▸ What is expected: Locate the lines that hold the string "text". Copy every such line.
....
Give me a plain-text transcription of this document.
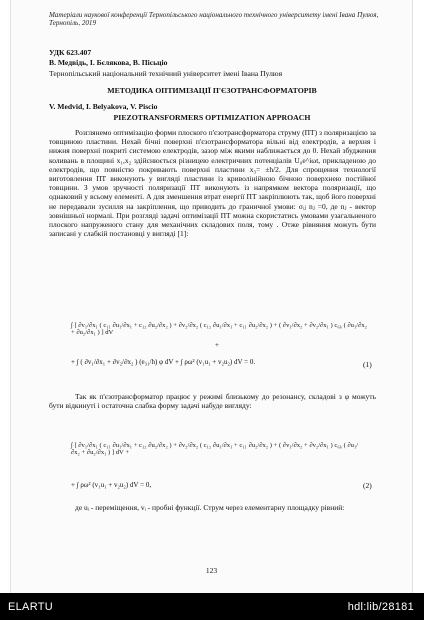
Матеріали наукової конференції Тернопільського національного технічного університету імені Івана Пулюя, Тернопіль, 2019
УДК 623.407
В. Медвідь, І. Бєлякова, В. Пісьціо
Тернопільський національний технічний університет імені Івана Пулюя
МЕТОДИКА ОПТИМІЗАЦІЇ П'ЄЗОТРАНСФОРМАТОРІВ
V. Medvid, I. Belyakova, V. Piscio
PIEZOTRANSFORMERS OPTIMIZATION APPROACH

Розглянемо оптимізацію форми плоского п'єзотрансформатора струму (ПТ) з поляризацією за товщиною пластини. Нехай бічні поверхні п'єзотрансформатора вільні від електродів, а верхня і нижня поверхні покриті системою електродів, зазор між якими наближається до 0. Нехай збудження коливань в площині x₁,x₂ здійснюється різницею електричних потенціалів U₀e^iωt, прикладеною до електродів, що повністю покривають поверхні пластини x₃= ±h/2. Для спрощення технології виготовлення ПТ виконують у вигляді пластини із криволінійною бічною поверхнею постійної товщини. З умов зручності поляризації ПТ виконують із напрямком вектора поляризації, що однаковий у всьому елементі. А для зменшення втрат енергії ПТ закріплюють так, щоб його поверхні не передавали зусилля на закріплення, що приводить до граничної умови: σᵢⱼ nⱼ =0, де nⱼ - вектор зовнішньої нормалі. При розгляді задачі оптимізації ПТ можна скористатись умовами узагальненого плоского напруженого стану для механічних складових поля, тому . Отже рівняння можуть бути записані у слабкій постановці у вигляді [1]:

∫ [ ∂v₁/∂x₁ ( c₁₁ ∂u₁/∂x₁ + c₁₂ ∂u₂/∂x₂ ) + ∂v₂/∂x₂ ( c₁₂ ∂u₁/∂x₁ + c₁₁ ∂u₂/∂x₂ ) + ( ∂v₁/∂x₂ + ∂v₂/∂x₁ ) c₆₆ ( ∂u₁/∂x₂ + ∂u₂/∂x₁ ) ] dV
+
+ ∫ ( ∂v₁/∂x₁ + ∂v₂/∂x₂ ) (e₃₁/h) φ dV + ∫ ρω² (v₁u₁ + v₂u₂) dV = 0.	(1)

Так як п'єзотрансформатор працює у режимі близькому до резонансу, складові з φ можуть бути відкинуті і остаточна слабка форму задачі набуде вигляду:

∫ [ ∂v₁/∂x₁ ( c₁₁ ∂u₁/∂x₁ + c₁₂ ∂u₂/∂x₂ ) + ∂v₂/∂x₂ ( c₁₂ ∂u₁/∂x₁ + c₁₁ ∂u₂/∂x₂ ) + ( ∂v₁/∂x₂ + ∂v₂/∂x₁ ) c₆₆ ( ∂u₁/∂x₂ + ∂u₂/∂x₁ ) ] dV +
+ ∫ ρω² (v₁u₁ + v₂u₂) dV = 0,	(2)

де uᵢ - переміщення, vᵢ - пробні функції. Струм через елементарну площадку рівний:

123
ELARTU	hdl:lib/28181
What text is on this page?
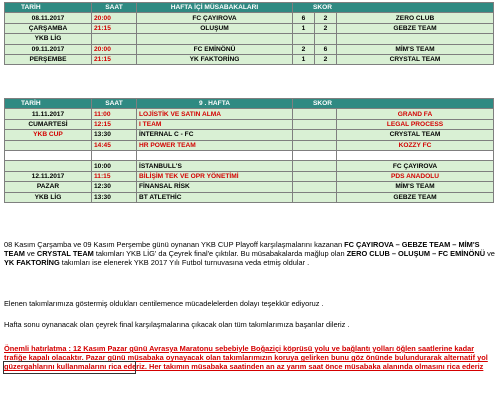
TARİH	SAAT	HAFTA İÇİ MÜSABAKALARI	SKOR		
08.11.2017	20:00	FC ÇAYIROVA	6	2	ZERO CLUB
ÇARŞAMBA	21:15	OLUŞUM	1	2	GEBZE TEAM
YKB LİG					
09.11.2017	20:00	FC EMİNÖNÜ	2	6	MİM'S TEAM
PERŞEMBE	21:15	YK FAKTORİNG	1	2	CRYSTAL TEAM
TARİH	SAAT	9 . HAFTA	SKOR	
11.11.2017	11:00	LOJİSTİK VE SATIN ALMA		GRAND FA
CUMARTESİ	12:15	I TEAM		LEGAL PROCESS
YKB CUP	13:30	İNTERNAL C - FC		CRYSTAL TEAM
	14:45	HR POWER TEAM		KOZZY FC

	10:00	İSTANBULL'S		FC ÇAYIROVA
12.11.2017	11:15	BİLİŞİM TEK VE OPR YÖNETİMİ		PDS ANADOLU
PAZAR	12:30	FİNANSAL RİSK		MİM'S TEAM
YKB LİG	13:30	BT ATLETHİC		GEBZE TEAM

08 Kasım Çarşamba ve 09 Kasım Perşembe günü oynanan YKB CUP Playoff karşılaşmalarını kazanan FC ÇAYIROVA – GEBZE TEAM – MİM'S TEAM ve CRYSTAL TEAM takımları YKB LİG' da Çeyrek final'e çıktılar. Bu müsabakalarda mağlup olan ZERO CLUB – OLUŞUM – FC EMİNÖNÜ ve YK FAKTORİNG takımları ise elenerek YKB 2017 Yılı Futbol turnuvasına veda etmiş oldular .

Elenen takımlarımıza göstermiş oldukları centilemence mücadelelerden dolayı teşekkür ediyoruz .

Hafta sonu oynanacak olan çeyrek final karşılaşmalarına çıkacak olan tüm takımlarımıza başarılar dileriz .

Önemli hatırlatma : 12 Kasım Pazar günü Avrasya Maratonu sebebiyle Boğaziçi köprüsü yolu ve bağlantı yolları öğlen saatlerine kadar trafiğe kapalı olacaktır. Pazar günü müsabaka oynayacak olan takımlarımızın koruya gelirken bunu göz önünde bulundurarak alternatif yol güzergahlarını kullanmalarını rica ederiz. Her takımın müsabaka saatinden an az yarım saat önce müsabaka alanında olmasını rica ederiz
....
▸ Solution to this exercise:
Give me a plain-text transcription of this document.
What text is on this page?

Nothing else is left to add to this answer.